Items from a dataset

— Start —

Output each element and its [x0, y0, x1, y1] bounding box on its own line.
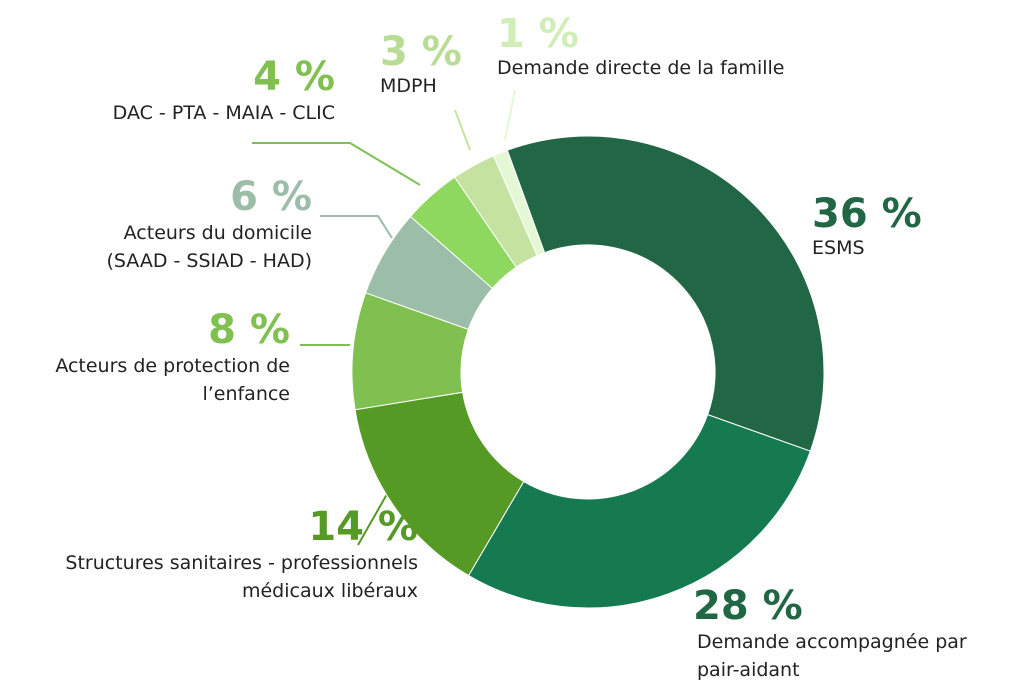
slice: [492, 149, 546, 257]
category-label: DAC - PTA - MAIA - CLIC: [112, 102, 335, 124]
value-label: 4 %: [253, 54, 335, 100]
leader-lines: [252, 89, 516, 546]
value-label: 28 %: [693, 583, 803, 629]
value-label: 8 %: [208, 307, 290, 353]
value-label: 6 %: [230, 174, 312, 220]
category-label: Demande accompagnée par pair-aidant: [697, 631, 967, 681]
label: 4 % DAC - PTA - MAIA - CLIC: [60, 55, 335, 127]
category-label: Demande directe de la famille: [497, 57, 785, 79]
leader-line: [320, 215, 393, 239]
category-label: Structures sanitaires - professionnels m…: [65, 552, 418, 602]
leader-line: [454, 109, 471, 151]
leader-line: [252, 142, 421, 186]
label: 6 % Acteurs du domicile (SAAD - SSIAD - H…: [60, 175, 312, 275]
value-label: 14 %: [308, 504, 418, 550]
slice: [506, 135, 825, 452]
label: 36 % ESMS: [812, 192, 1012, 262]
label: 28 % Demande accompagnée par pair-aidant: [693, 584, 1013, 684]
category-label: Acteurs du domicile (SAAD - SSIAD - HAD): [106, 222, 312, 272]
slice: [467, 413, 811, 609]
value-label: 1 %: [497, 11, 579, 57]
category-label: MDPH: [380, 75, 437, 97]
value-label: 36 %: [812, 191, 922, 237]
label: 14 % Structures sanitaires - professionne…: [22, 505, 418, 605]
category-label: Acteurs de protection de l’enfance: [55, 355, 290, 405]
label: 1 % Demande directe de la famille: [497, 12, 857, 82]
category-label: ESMS: [812, 237, 865, 259]
label: 3 % MDPH: [380, 30, 500, 100]
leader-line: [504, 89, 516, 141]
slice: [354, 391, 525, 577]
value-label: 3 %: [380, 29, 462, 75]
label: 8 % Acteurs de protection de l’enfance: [0, 308, 290, 408]
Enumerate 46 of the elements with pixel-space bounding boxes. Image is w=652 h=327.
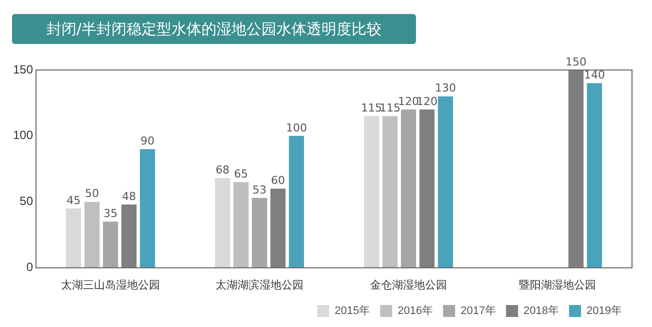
legend-label: 2016年 [398,305,434,318]
data-label: 48 [122,190,136,203]
bar [419,110,435,268]
data-label: 90 [140,134,154,148]
legend-label: 2015年 [334,305,370,318]
bar [233,182,249,268]
bar [214,178,230,268]
bar [252,198,268,268]
data-label: 115 [361,102,382,115]
data-label: 68 [216,163,230,176]
bar [568,70,584,268]
data-label: 130 [434,82,456,95]
data-label: 35 [104,207,118,220]
data-label: 60 [270,174,285,188]
data-label: 115 [380,102,401,115]
bar [66,208,82,268]
bar [84,202,100,268]
y-tick-label: 0 [26,260,34,274]
bar [102,222,118,268]
data-label: 100 [286,121,307,134]
bar [586,83,602,268]
data-label: 150 [565,55,586,68]
data-label: 53 [252,183,267,196]
data-label: 65 [234,167,248,180]
bar [121,204,137,268]
bar [140,149,156,268]
bar [382,116,398,268]
y-tick-label: 100 [12,128,34,142]
bar [270,188,286,268]
legend-label: 2018年 [524,305,560,318]
x-tick-label: 暨阳湖湿地公园 [519,278,596,292]
x-tick-label: 太湖湖滨湿地公园 [216,278,304,292]
x-tick-label: 太湖三山岛湿地公园 [61,278,160,292]
y-tick-label: 150 [12,62,34,76]
data-label: 50 [85,187,100,200]
y-tick-label: 50 [20,194,34,208]
data-label: 45 [66,194,81,207]
bar [288,136,304,268]
chart-title: 封闭/半封闭稳定型水体的湿地公园水体透明度比较 [12,14,416,44]
x-tick-label: 金仓湖湿地公园 [370,278,448,292]
bar [364,116,380,268]
bar [438,96,454,268]
bar [400,110,416,268]
data-label: 140 [584,68,605,82]
legend-label: 2019年 [586,305,622,318]
legend-label: 2017年 [460,305,496,318]
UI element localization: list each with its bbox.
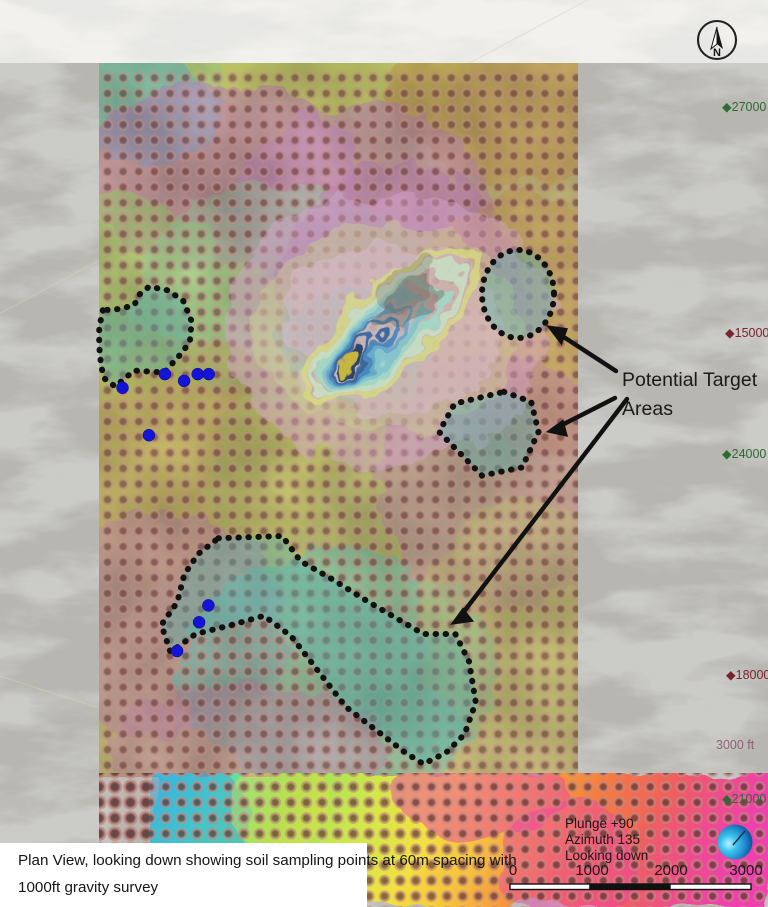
- svg-text:3000 ft: 3000 ft: [716, 738, 755, 752]
- svg-text:◆24000 N: ◆24000 N: [722, 447, 768, 461]
- svg-text:◆21000 N: ◆21000 N: [722, 792, 768, 806]
- svg-text:◆27000 N: ◆27000 N: [722, 100, 768, 114]
- svg-text:◆18000 E: ◆18000 E: [726, 668, 768, 682]
- svg-text:◆15000 E: ◆15000 E: [725, 326, 768, 340]
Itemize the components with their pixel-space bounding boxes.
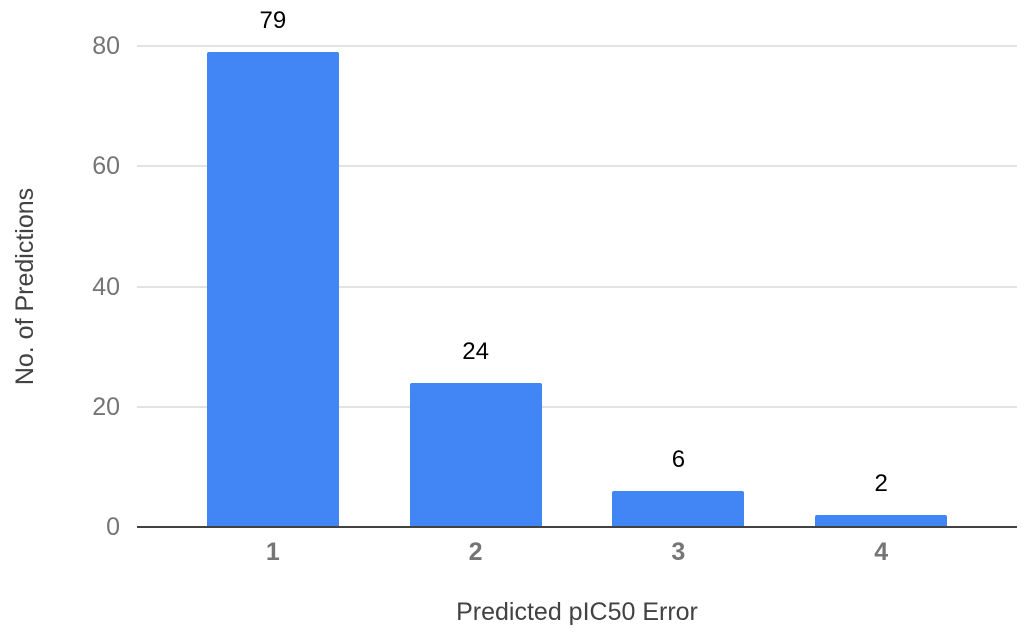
gridline	[137, 45, 1017, 47]
bar-value-label: 2	[874, 469, 888, 497]
y-tick-label: 0	[106, 513, 120, 541]
y-tick-label: 40	[92, 272, 120, 301]
x-category-label: 1	[265, 538, 280, 566]
bar	[612, 490, 745, 527]
bar-value-label: 24	[462, 337, 489, 365]
bar-value-label: 6	[671, 445, 686, 473]
bar	[206, 52, 339, 527]
y-tick-label: 20	[92, 392, 120, 421]
y-axis-tick-labels: 0 20 40 60 80	[0, 32, 120, 541]
bar	[815, 514, 948, 527]
gridline	[137, 285, 1017, 288]
x-category-label: 4	[874, 538, 889, 566]
x-axis-category-labels: 1 2 3 4	[137, 537, 1017, 567]
bar	[409, 382, 542, 527]
bar-value-label: 79	[259, 7, 287, 35]
gridline	[137, 165, 1017, 168]
x-category-label: 2	[468, 538, 483, 566]
y-tick-label: 80	[92, 32, 120, 60]
x-category-label: 3	[671, 538, 686, 566]
x-axis-line	[137, 526, 1017, 528]
x-axis-title: Predicted pIC50 Error	[456, 598, 698, 626]
gridline	[137, 405, 1017, 408]
plot-area: 79 24 6 2	[137, 7, 1017, 528]
y-tick-label: 60	[92, 152, 120, 181]
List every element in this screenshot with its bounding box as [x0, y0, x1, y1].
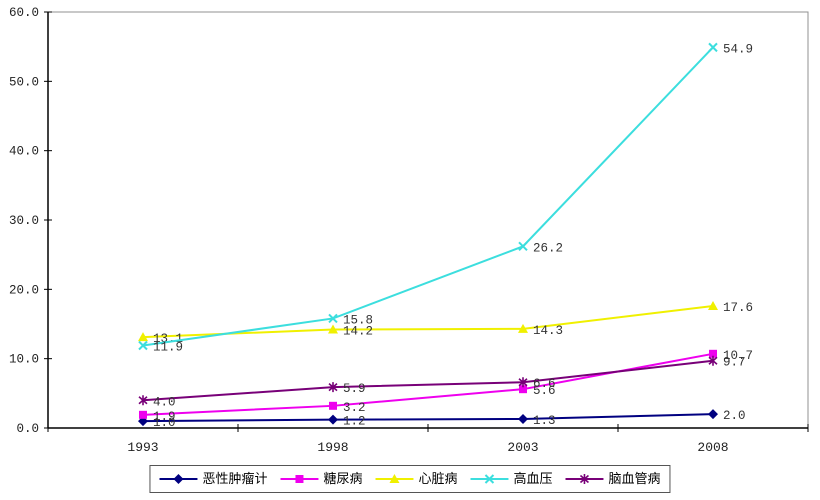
- series-line: [142, 304, 714, 339]
- data-point-label: 1.3: [533, 414, 556, 428]
- data-point-marker: [708, 409, 718, 420]
- data-point-marker: [518, 323, 528, 333]
- legend-swatch: [565, 474, 604, 484]
- y-axis-label: 50.0: [9, 75, 39, 89]
- data-point-marker: [518, 241, 528, 252]
- data-point-marker: [519, 385, 527, 394]
- data-point-marker: [518, 377, 528, 388]
- data-point-marker: [708, 355, 718, 366]
- data-point-label: 14.3: [533, 324, 563, 338]
- series-group-2: 13.114.2 14.317.6: [138, 300, 753, 346]
- data-point-label: 2.0: [723, 409, 746, 423]
- legend-swatch: [470, 474, 509, 484]
- y-axis-label: 60.0: [9, 6, 39, 20]
- data-point-marker: [328, 382, 338, 393]
- data-point-marker: [138, 332, 148, 342]
- data-point-label: 5.9: [343, 382, 366, 396]
- data-point-marker: [138, 395, 148, 406]
- data-point-label: 1.0: [153, 416, 176, 430]
- data-point-label: 9.7: [723, 356, 746, 370]
- legend-label: 高血压: [513, 471, 553, 487]
- legend-item-0: 恶性肿瘤计: [159, 473, 267, 486]
- legend-swatch: [375, 474, 414, 483]
- legend-label: 恶性肿瘤计: [202, 471, 268, 487]
- x-axis-label: 1993: [127, 440, 158, 455]
- data-point-marker: [328, 324, 338, 334]
- y-axis-label: 30.0: [9, 214, 39, 228]
- data-point-label: 6.6: [533, 377, 556, 391]
- legend-swatch: [280, 475, 319, 483]
- y-axis-label: 40.0: [9, 145, 39, 159]
- data-point-label: 11.9: [153, 340, 183, 354]
- data-point-marker: [139, 410, 147, 419]
- data-point-label: 1.2: [343, 415, 366, 429]
- legend-label: 心脏病: [418, 471, 458, 487]
- data-point-marker: [709, 349, 717, 358]
- data-point-marker: [579, 474, 590, 484]
- data-point-marker: [138, 340, 148, 351]
- series-line: [142, 46, 714, 347]
- data-point-marker: [173, 474, 184, 484]
- x-axis-label: 2008: [697, 440, 728, 455]
- chart-legend: 恶性肿瘤计 糖尿病 心脏病 高血压 脑血管病: [149, 465, 671, 493]
- data-point-marker: [328, 414, 338, 425]
- data-point-label: 15.8: [343, 313, 373, 327]
- data-point-label: 3.2: [343, 401, 366, 415]
- y-axis-label: 0.0: [16, 422, 39, 436]
- series-group-4: 4.0 5.9 6.6 9.7: [138, 355, 746, 409]
- legend-label: 糖尿病: [323, 471, 363, 487]
- data-point-label: 14.2: [343, 325, 373, 339]
- y-axis-label: 10.0: [9, 353, 39, 367]
- data-point-marker: [295, 475, 304, 483]
- series-group-0: 1.0 1.2 1.3 2.0: [138, 409, 746, 430]
- y-axis-label: 20.0: [9, 283, 39, 297]
- data-point-marker: [328, 313, 338, 324]
- data-point-marker: [484, 474, 495, 484]
- series-line: [142, 413, 714, 423]
- data-point-label: 17.6: [723, 301, 753, 315]
- series-group-1: 1.9 3.2 5.6 10.7: [139, 349, 753, 424]
- data-point-marker: [329, 401, 337, 410]
- legend-label: 脑血管病: [608, 471, 661, 487]
- legend-item-2: 心脏病: [375, 471, 458, 487]
- legend-item-1: 糖尿病: [280, 473, 362, 486]
- data-point-label: 4.0: [153, 395, 176, 409]
- data-point-marker: [389, 474, 400, 483]
- series-line: [142, 359, 714, 402]
- data-point-label: 26.2: [533, 241, 563, 255]
- data-point-label: 5.6: [533, 384, 556, 398]
- line-chart: 0.0 10.0 20.0 30.0 40.0 50.0 60.0 1993 1998 2003 2…: [9, 6, 809, 455]
- x-axis-label: 2003: [507, 440, 538, 455]
- data-point-label: 10.7: [723, 349, 753, 363]
- series-group-3: 11.9 15.8 26.2 54.9: [138, 42, 753, 354]
- data-point-label: 1.9: [153, 410, 176, 424]
- x-axis-label: 1998: [317, 440, 348, 455]
- data-point-marker: [518, 413, 528, 424]
- legend-item-4: 脑血管病: [565, 471, 661, 487]
- legend-item-3: 高血压: [470, 471, 553, 487]
- legend-swatch: [159, 474, 198, 484]
- data-point-marker: [708, 42, 718, 53]
- data-point-marker: [708, 300, 718, 310]
- data-point-label: 54.9: [723, 42, 753, 56]
- plot-border: [47, 11, 809, 429]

— End —

• [The task]: Show each line of the material above that contains the string "MDPH". Case matters.

• [Finished exercise]:
category-label: MDPH: [380, 75, 437, 97]
label: 3 % MDPH: [380, 30, 500, 100]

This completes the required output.